## AIM OF THE TASK:
Transcribe all the entries word for word, skipping the pictures.

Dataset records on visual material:

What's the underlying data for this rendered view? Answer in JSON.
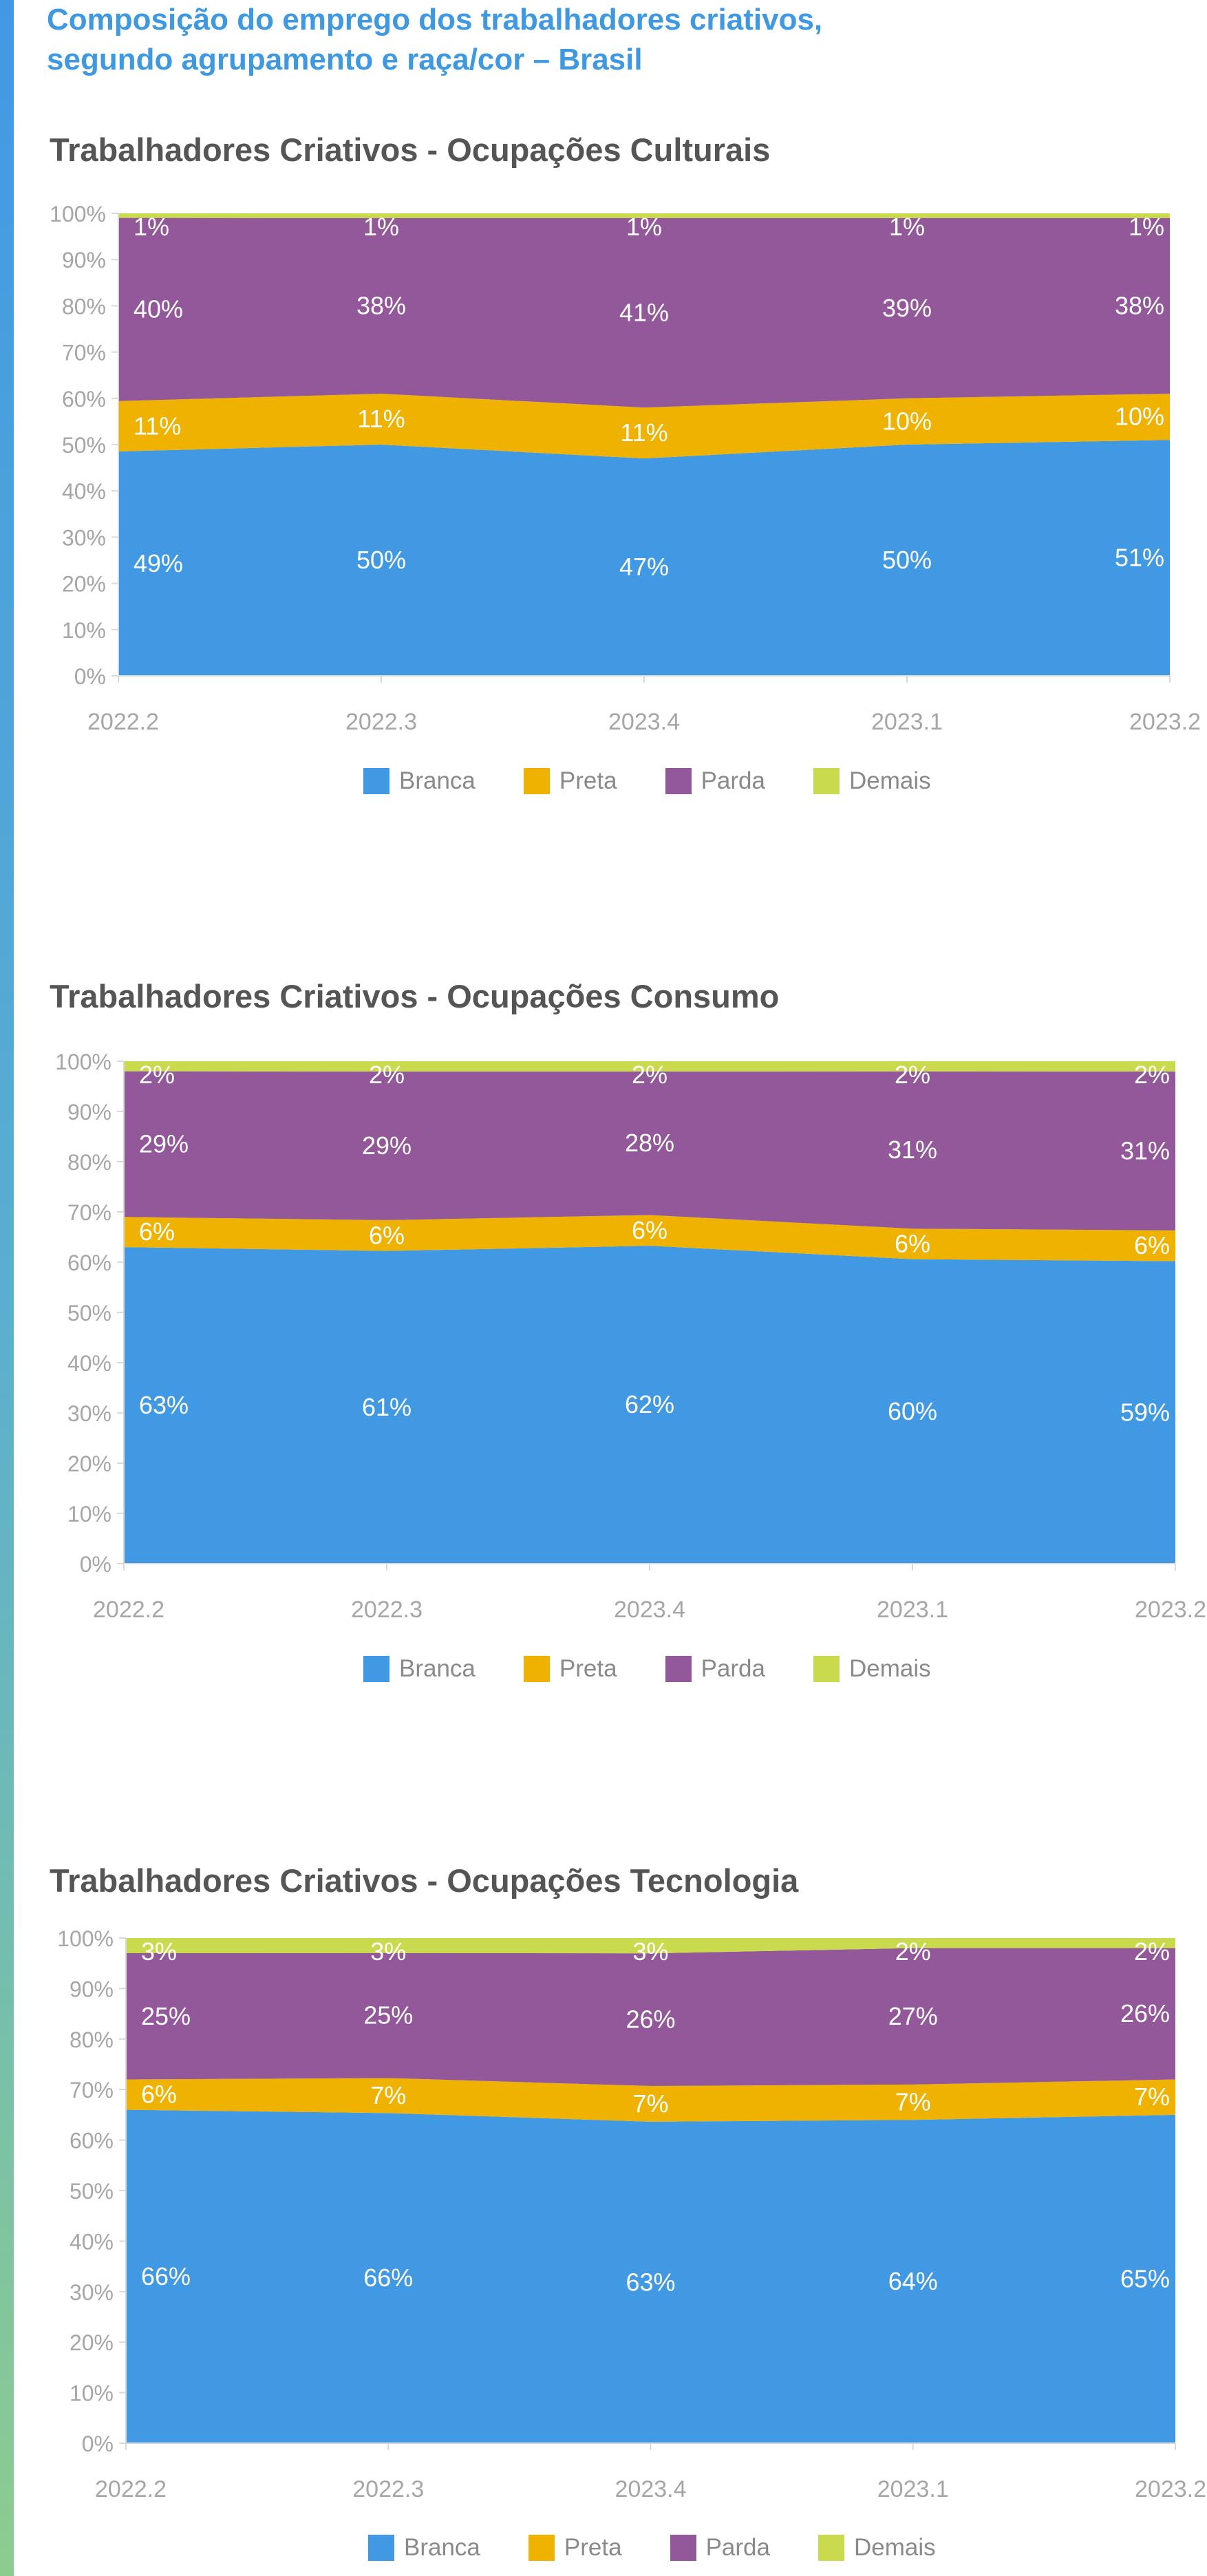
{
  "header": {
    "title_line1": "Composição do emprego dos trabalhadores criativos,",
    "title_line2": "segundo agrupamento e raça/cor – Brasil"
  },
  "colors": {
    "Branca": "#4199e4",
    "Preta": "#efb200",
    "Parda": "#93589a",
    "Demais": "#c9da4c",
    "label": "#ffffff",
    "axis_text": "#a6a6a6"
  },
  "legend": [
    "Branca",
    "Preta",
    "Parda",
    "Demais"
  ],
  "chart_data": [
    {
      "type": "area",
      "stacked": true,
      "title": "Trabalhadores Criativos - Ocupações Culturais",
      "categories": [
        "2022.2",
        "2022.3",
        "2023.4",
        "2023.1",
        "2023.2"
      ],
      "ylim": [
        0,
        100
      ],
      "yticks": [
        "0%",
        "10%",
        "20%",
        "30%",
        "40%",
        "50%",
        "60%",
        "70%",
        "80%",
        "90%",
        "100%"
      ],
      "grid": false,
      "legend_position": "bottom",
      "series": [
        {
          "name": "Branca",
          "values": [
            49,
            50,
            47,
            50,
            51
          ]
        },
        {
          "name": "Preta",
          "values": [
            11,
            11,
            11,
            10,
            10
          ]
        },
        {
          "name": "Parda",
          "values": [
            40,
            38,
            41,
            39,
            38
          ]
        },
        {
          "name": "Demais",
          "values": [
            1,
            1,
            1,
            1,
            1
          ]
        }
      ]
    },
    {
      "type": "area",
      "stacked": true,
      "title": "Trabalhadores Criativos - Ocupações Consumo",
      "categories": [
        "2022.2",
        "2022.3",
        "2023.4",
        "2023.1",
        "2023.2"
      ],
      "ylim": [
        0,
        100
      ],
      "yticks": [
        "0%",
        "10%",
        "20%",
        "30%",
        "40%",
        "50%",
        "60%",
        "70%",
        "80%",
        "90%",
        "100%"
      ],
      "grid": false,
      "legend_position": "bottom",
      "series": [
        {
          "name": "Branca",
          "values": [
            63,
            61,
            62,
            60,
            59
          ]
        },
        {
          "name": "Preta",
          "values": [
            6,
            6,
            6,
            6,
            6
          ]
        },
        {
          "name": "Parda",
          "values": [
            29,
            29,
            28,
            31,
            31
          ]
        },
        {
          "name": "Demais",
          "values": [
            2,
            2,
            2,
            2,
            2
          ]
        }
      ]
    },
    {
      "type": "area",
      "stacked": true,
      "title": "Trabalhadores Criativos - Ocupações Tecnologia",
      "categories": [
        "2022.2",
        "2022.3",
        "2023.4",
        "2023.1",
        "2023.2"
      ],
      "ylim": [
        0,
        100
      ],
      "yticks": [
        "0%",
        "10%",
        "20%",
        "30%",
        "40%",
        "50%",
        "60%",
        "70%",
        "80%",
        "90%",
        "100%"
      ],
      "grid": false,
      "legend_position": "bottom",
      "series": [
        {
          "name": "Branca",
          "values": [
            66,
            66,
            63,
            64,
            65
          ]
        },
        {
          "name": "Preta",
          "values": [
            6,
            7,
            7,
            7,
            7
          ]
        },
        {
          "name": "Parda",
          "values": [
            25,
            25,
            26,
            27,
            26
          ]
        },
        {
          "name": "Demais",
          "values": [
            3,
            3,
            3,
            2,
            2
          ]
        }
      ]
    }
  ]
}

## EXERCISE RESPONSE:
What's the underlying data for this rendered view? Answer in JSON.
{
  "header": {
    "title_line1": "Composição do emprego dos trabalhadores criativos,",
    "title_line2": "segundo agrupamento e raça/cor – Brasil"
  },
  "colors": {
    "Branca": "#4199e4",
    "Preta": "#efb200",
    "Parda": "#93589a",
    "Demais": "#c9da4c",
    "label": "#ffffff",
    "axis_text": "#a6a6a6"
  },
  "legend": [
    "Branca",
    "Preta",
    "Parda",
    "Demais"
  ],
  "chart_data": [
    {
      "type": "area",
      "stacked": true,
      "title": "Trabalhadores Criativos - Ocupações Culturais",
      "categories": [
        "2022.2",
        "2022.3",
        "2023.4",
        "2023.1",
        "2023.2"
      ],
      "ylim": [
        0,
        100
      ],
      "yticks": [
        "0%",
        "10%",
        "20%",
        "30%",
        "40%",
        "50%",
        "60%",
        "70%",
        "80%",
        "90%",
        "100%"
      ],
      "grid": false,
      "legend_position": "bottom",
      "series": [
        {
          "name": "Branca",
          "values": [
            49,
            50,
            47,
            50,
            51
          ]
        },
        {
          "name": "Preta",
          "values": [
            11,
            11,
            11,
            10,
            10
          ]
        },
        {
          "name": "Parda",
          "values": [
            40,
            38,
            41,
            39,
            38
          ]
        },
        {
          "name": "Demais",
          "values": [
            1,
            1,
            1,
            1,
            1
          ]
        }
      ]
    },
    {
      "type": "area",
      "stacked": true,
      "title": "Trabalhadores Criativos - Ocupações Consumo",
      "categories": [
        "2022.2",
        "2022.3",
        "2023.4",
        "2023.1",
        "2023.2"
      ],
      "ylim": [
        0,
        100
      ],
      "yticks": [
        "0%",
        "10%",
        "20%",
        "30%",
        "40%",
        "50%",
        "60%",
        "70%",
        "80%",
        "90%",
        "100%"
      ],
      "grid": false,
      "legend_position": "bottom",
      "series": [
        {
          "name": "Branca",
          "values": [
            63,
            61,
            62,
            60,
            59
          ]
        },
        {
          "name": "Preta",
          "values": [
            6,
            6,
            6,
            6,
            6
          ]
        },
        {
          "name": "Parda",
          "values": [
            29,
            29,
            28,
            31,
            31
          ]
        },
        {
          "name": "Demais",
          "values": [
            2,
            2,
            2,
            2,
            2
          ]
        }
      ]
    },
    {
      "type": "area",
      "stacked": true,
      "title": "Trabalhadores Criativos - Ocupações Tecnologia",
      "categories": [
        "2022.2",
        "2022.3",
        "2023.4",
        "2023.1",
        "2023.2"
      ],
      "ylim": [
        0,
        100
      ],
      "yticks": [
        "0%",
        "10%",
        "20%",
        "30%",
        "40%",
        "50%",
        "60%",
        "70%",
        "80%",
        "90%",
        "100%"
      ],
      "grid": false,
      "legend_position": "bottom",
      "series": [
        {
          "name": "Branca",
          "values": [
            66,
            66,
            63,
            64,
            65
          ]
        },
        {
          "name": "Preta",
          "values": [
            6,
            7,
            7,
            7,
            7
          ]
        },
        {
          "name": "Parda",
          "values": [
            25,
            25,
            26,
            27,
            26
          ]
        },
        {
          "name": "Demais",
          "values": [
            3,
            3,
            3,
            2,
            2
          ]
        }
      ]
    }
  ]
}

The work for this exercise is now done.